**THE EXERCISE**
Look below. Copy each line that has "Haustier" in it.

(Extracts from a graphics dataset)
↓↓↓

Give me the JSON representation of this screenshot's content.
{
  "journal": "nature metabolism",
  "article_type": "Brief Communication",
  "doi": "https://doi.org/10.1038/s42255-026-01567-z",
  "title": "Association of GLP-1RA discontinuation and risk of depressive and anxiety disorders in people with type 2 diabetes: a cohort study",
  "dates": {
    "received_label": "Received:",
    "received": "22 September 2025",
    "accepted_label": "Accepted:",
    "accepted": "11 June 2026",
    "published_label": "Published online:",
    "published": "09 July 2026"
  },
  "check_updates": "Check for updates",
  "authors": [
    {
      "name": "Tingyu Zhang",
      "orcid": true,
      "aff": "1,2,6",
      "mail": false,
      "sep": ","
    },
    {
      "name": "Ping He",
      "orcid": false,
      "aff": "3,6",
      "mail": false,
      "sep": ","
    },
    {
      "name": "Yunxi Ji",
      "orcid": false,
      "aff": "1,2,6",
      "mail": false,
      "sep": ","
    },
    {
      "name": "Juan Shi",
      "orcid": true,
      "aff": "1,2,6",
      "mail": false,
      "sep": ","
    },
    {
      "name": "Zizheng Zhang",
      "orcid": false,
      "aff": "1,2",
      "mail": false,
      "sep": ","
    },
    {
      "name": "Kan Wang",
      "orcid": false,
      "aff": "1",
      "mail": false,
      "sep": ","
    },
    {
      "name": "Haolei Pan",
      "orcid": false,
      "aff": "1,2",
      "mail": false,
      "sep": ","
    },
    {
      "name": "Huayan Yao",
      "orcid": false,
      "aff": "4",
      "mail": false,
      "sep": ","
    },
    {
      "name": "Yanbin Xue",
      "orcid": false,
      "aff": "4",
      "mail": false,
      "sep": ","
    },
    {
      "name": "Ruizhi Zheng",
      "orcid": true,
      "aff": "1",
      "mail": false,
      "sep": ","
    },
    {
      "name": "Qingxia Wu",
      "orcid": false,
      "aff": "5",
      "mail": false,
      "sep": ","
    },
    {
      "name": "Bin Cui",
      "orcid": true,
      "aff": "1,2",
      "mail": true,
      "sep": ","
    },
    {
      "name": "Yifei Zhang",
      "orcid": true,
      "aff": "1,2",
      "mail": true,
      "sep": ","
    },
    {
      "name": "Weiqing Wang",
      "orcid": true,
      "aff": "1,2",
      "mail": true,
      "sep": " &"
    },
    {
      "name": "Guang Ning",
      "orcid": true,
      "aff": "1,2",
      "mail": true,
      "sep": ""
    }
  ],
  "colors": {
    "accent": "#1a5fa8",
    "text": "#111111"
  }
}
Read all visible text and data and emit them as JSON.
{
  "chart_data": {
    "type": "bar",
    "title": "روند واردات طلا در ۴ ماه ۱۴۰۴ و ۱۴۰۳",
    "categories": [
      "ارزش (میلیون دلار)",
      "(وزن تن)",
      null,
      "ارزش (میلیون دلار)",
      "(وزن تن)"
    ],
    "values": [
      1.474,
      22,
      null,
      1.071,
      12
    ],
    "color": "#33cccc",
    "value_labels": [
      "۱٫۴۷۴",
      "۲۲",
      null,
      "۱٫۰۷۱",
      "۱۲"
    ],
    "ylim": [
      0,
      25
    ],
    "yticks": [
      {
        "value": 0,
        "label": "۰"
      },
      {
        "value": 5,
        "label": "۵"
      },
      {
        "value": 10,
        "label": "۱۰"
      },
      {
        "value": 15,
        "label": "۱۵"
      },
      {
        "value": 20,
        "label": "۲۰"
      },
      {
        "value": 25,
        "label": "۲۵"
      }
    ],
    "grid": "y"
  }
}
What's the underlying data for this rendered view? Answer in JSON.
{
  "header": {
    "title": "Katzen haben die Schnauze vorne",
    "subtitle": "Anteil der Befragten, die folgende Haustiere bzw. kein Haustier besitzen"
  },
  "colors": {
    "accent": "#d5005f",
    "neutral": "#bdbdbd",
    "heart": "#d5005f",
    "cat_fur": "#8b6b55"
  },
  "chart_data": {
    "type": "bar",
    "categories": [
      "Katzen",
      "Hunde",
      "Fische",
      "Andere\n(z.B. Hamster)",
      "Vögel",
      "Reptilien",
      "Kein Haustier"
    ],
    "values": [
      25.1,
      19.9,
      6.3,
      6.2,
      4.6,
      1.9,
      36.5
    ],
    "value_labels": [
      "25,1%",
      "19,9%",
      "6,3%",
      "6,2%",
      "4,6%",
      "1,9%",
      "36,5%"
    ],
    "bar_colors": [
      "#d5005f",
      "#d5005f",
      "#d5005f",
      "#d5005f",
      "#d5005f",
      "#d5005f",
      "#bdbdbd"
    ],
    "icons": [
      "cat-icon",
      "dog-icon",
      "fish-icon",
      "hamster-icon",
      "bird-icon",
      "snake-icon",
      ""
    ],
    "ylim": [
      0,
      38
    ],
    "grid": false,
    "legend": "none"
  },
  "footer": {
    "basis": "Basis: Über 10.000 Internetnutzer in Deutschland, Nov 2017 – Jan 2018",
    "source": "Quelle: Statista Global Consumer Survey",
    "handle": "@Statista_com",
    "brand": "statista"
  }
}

↑↑↑

**EXERCISE OUTPUT**
    "subtitle": "Anteil der Befragten, die folgende Haustiere bzw. kein Haustier besitzen"
      "Kein Haustier"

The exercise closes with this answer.